WRITTEN PROBLEM: Return each entry exactly, omitting nothing.

INFORMATION SHOWN:
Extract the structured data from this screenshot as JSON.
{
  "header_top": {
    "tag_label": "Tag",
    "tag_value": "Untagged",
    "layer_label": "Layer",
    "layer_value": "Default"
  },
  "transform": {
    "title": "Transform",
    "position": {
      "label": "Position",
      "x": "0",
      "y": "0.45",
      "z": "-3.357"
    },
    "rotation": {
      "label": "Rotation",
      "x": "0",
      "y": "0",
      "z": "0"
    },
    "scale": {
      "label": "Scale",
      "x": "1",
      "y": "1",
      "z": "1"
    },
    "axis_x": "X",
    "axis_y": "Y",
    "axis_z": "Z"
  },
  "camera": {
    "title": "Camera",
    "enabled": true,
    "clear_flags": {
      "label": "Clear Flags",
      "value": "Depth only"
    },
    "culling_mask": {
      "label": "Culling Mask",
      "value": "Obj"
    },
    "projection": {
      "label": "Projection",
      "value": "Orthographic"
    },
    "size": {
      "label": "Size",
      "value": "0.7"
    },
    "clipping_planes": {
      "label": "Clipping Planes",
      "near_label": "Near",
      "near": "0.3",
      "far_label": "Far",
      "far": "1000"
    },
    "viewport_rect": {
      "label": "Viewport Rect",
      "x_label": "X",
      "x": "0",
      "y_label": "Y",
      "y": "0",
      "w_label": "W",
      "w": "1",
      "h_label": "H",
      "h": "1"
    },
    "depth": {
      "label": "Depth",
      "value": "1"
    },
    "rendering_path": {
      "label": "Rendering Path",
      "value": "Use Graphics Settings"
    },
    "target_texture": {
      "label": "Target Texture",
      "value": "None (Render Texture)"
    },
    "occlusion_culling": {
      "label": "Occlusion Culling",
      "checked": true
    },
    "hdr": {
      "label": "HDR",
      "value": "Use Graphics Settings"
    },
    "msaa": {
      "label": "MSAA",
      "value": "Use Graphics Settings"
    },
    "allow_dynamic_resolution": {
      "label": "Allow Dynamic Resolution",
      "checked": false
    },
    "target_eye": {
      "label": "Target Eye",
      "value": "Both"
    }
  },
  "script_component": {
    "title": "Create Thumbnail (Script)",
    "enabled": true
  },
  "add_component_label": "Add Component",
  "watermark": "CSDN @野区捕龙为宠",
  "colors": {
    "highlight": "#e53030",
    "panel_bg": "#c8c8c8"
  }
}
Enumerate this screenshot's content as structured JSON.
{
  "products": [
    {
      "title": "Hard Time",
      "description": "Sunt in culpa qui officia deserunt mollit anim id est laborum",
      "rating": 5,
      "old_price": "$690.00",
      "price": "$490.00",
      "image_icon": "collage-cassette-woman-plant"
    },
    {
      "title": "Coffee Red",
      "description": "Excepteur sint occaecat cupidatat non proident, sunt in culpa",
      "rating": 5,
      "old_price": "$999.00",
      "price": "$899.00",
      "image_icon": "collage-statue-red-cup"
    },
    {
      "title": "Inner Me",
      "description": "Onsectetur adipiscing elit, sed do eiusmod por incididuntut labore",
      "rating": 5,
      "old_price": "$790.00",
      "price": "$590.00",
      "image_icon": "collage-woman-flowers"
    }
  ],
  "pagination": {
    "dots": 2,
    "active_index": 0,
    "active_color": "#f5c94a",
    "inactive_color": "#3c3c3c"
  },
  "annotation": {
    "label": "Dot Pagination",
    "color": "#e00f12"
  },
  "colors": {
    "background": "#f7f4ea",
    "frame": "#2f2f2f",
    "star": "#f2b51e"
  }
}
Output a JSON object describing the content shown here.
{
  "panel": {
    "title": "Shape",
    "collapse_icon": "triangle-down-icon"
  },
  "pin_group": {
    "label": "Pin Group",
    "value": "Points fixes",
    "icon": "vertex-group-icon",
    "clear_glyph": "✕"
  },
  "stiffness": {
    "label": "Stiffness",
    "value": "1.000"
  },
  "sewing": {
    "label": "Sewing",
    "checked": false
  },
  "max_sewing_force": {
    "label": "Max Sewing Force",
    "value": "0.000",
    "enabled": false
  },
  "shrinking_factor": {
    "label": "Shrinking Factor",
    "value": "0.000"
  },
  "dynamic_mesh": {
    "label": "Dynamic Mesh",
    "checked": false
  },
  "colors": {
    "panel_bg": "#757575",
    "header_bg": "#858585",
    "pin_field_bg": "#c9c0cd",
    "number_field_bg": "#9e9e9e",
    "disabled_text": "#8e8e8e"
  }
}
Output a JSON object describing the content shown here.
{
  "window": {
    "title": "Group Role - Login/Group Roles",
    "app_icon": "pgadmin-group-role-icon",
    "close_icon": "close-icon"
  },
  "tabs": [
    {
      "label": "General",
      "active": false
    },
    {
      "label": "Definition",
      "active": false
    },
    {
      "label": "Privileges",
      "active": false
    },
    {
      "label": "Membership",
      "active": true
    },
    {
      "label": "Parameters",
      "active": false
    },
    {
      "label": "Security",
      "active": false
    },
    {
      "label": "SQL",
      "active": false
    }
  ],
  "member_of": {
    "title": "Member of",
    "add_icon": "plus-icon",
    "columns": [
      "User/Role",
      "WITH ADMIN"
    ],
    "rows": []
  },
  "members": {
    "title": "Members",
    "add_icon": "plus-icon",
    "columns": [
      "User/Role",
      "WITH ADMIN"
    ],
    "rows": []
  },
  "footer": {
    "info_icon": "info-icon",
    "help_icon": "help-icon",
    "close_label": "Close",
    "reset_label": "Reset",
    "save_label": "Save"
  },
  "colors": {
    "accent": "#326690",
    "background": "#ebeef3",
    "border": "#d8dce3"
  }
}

OUTPUT:
Extract the structured data from this screenshot as JSON.
{
  "header_top": {
    "tag_label": "Tag",
    "tag_value": "Untagged",
    "layer_label": "Layer",
    "layer_value": "Default"
  },
  "transform": {
    "title": "Transform",
    "position": {
      "label": "Position",
      "x": "0",
      "y": "0.45",
      "z": "-3.357"
    },
    "rotation": {
      "label": "Rotation",
      "x": "0",
      "y": "0",
      "z": "0"
    },
    "scale": {
      "label": "Scale",
      "x": "1",
      "y": "1",
      "z": "1"
    },
    "axis_x": "X",
    "axis_y": "Y",
    "axis_z": "Z"
  },
  "camera": {
    "title": "Camera",
    "enabled": true,
    "clear_flags": {
      "label": "Clear Flags",
      "value": "Depth only"
    },
    "culling_mask": {
      "label": "Culling Mask",
      "value": "Obj"
    },
    "projection": {
      "label": "Projection",
      "value": "Orthographic"
    },
    "size": {
      "label": "Size",
      "value": "0.7"
    },
    "clipping_planes": {
      "label": "Clipping Planes",
      "near_label": "Near",
      "near": "0.3",
      "far_label": "Far",
      "far": "1000"
    },
    "viewport_rect": {
      "label": "Viewport Rect",
      "x_label": "X",
      "x": "0",
      "y_label": "Y",
      "y": "0",
      "w_label": "W",
      "w": "1",
      "h_label": "H",
      "h": "1"
    },
    "depth": {
      "label": "Depth",
      "value": "1"
    },
    "rendering_path": {
      "label": "Rendering Path",
      "value": "Use Graphics Settings"
    },
    "target_texture": {
      "label": "Target Texture",
      "value": "None (Render Texture)"
    },
    "occlusion_culling": {
      "label": "Occlusion Culling",
      "checked": true
    },
    "hdr": {
      "label": "HDR",
      "value": "Use Graphics Settings"
    },
    "msaa": {
      "label": "MSAA",
      "value": "Use Graphics Settings"
    },
    "allow_dynamic_resolution": {
      "label": "Allow Dynamic Resolution",
      "checked": false
    },
    "target_eye": {
      "label": "Target Eye",
      "value": "Both"
    }
  },
  "script_component": {
    "title": "Create Thumbnail (Script)",
    "enabled": true
  },
  "add_component_label": "Add Component",
  "watermark": "CSDN @野区捕龙为宠",
  "colors": {
    "highlight": "#e53030",
    "panel_bg": "#c8c8c8"
  }
}
Enumerate this screenshot's content as structured JSON.
{
  "products": [
    {
      "title": "Hard Time",
      "description": "Sunt in culpa qui officia deserunt mollit anim id est laborum",
      "rating": 5,
      "old_price": "$690.00",
      "price": "$490.00",
      "image_icon": "collage-cassette-woman-plant"
    },
    {
      "title": "Coffee Red",
      "description": "Excepteur sint occaecat cupidatat non proident, sunt in culpa",
      "rating": 5,
      "old_price": "$999.00",
      "price": "$899.00",
      "image_icon": "collage-statue-red-cup"
    },
    {
      "title": "Inner Me",
      "description": "Onsectetur adipiscing elit, sed do eiusmod por incididuntut labore",
      "rating": 5,
      "old_price": "$790.00",
      "price": "$590.00",
      "image_icon": "collage-woman-flowers"
    }
  ],
  "pagination": {
    "dots": 2,
    "active_index": 0,
    "active_color": "#f5c94a",
    "inactive_color": "#3c3c3c"
  },
  "annotation": {
    "label": "Dot Pagination",
    "color": "#e00f12"
  },
  "colors": {
    "background": "#f7f4ea",
    "frame": "#2f2f2f",
    "star": "#f2b51e"
  }
}
Output a JSON object describing the content shown here.
{
  "panel": {
    "title": "Shape",
    "collapse_icon": "triangle-down-icon"
  },
  "pin_group": {
    "label": "Pin Group",
    "value": "Points fixes",
    "icon": "vertex-group-icon",
    "clear_glyph": "✕"
  },
  "stiffness": {
    "label": "Stiffness",
    "value": "1.000"
  },
  "sewing": {
    "label": "Sewing",
    "checked": false
  },
  "max_sewing_force": {
    "label": "Max Sewing Force",
    "value": "0.000",
    "enabled": false
  },
  "shrinking_factor": {
    "label": "Shrinking Factor",
    "value": "0.000"
  },
  "dynamic_mesh": {
    "label": "Dynamic Mesh",
    "checked": false
  },
  "colors": {
    "panel_bg": "#757575",
    "header_bg": "#858585",
    "pin_field_bg": "#c9c0cd",
    "number_field_bg": "#9e9e9e",
    "disabled_text": "#8e8e8e"
  }
}
Output a JSON object describing the content shown here.
{
  "window": {
    "title": "Group Role - Login/Group Roles",
    "app_icon": "pgadmin-group-role-icon",
    "close_icon": "close-icon"
  },
  "tabs": [
    {
      "label": "General",
      "active": false
    },
    {
      "label": "Definition",
      "active": false
    },
    {
      "label": "Privileges",
      "active": false
    },
    {
      "label": "Membership",
      "active": true
    },
    {
      "label": "Parameters",
      "active": false
    },
    {
      "label": "Security",
      "active": false
    },
    {
      "label": "SQL",
      "active": false
    }
  ],
  "member_of": {
    "title": "Member of",
    "add_icon": "plus-icon",
    "columns": [
      "User/Role",
      "WITH ADMIN"
    ],
    "rows": []
  },
  "members": {
    "title": "Members",
    "add_icon": "plus-icon",
    "columns": [
      "User/Role",
      "WITH ADMIN"
    ],
    "rows": []
  },
  "footer": {
    "info_icon": "info-icon",
    "help_icon": "help-icon",
    "close_label": "Close",
    "reset_label": "Reset",
    "save_label": "Save"
  },
  "colors": {
    "accent": "#326690",
    "background": "#ebeef3",
    "border": "#d8dce3"
  }
}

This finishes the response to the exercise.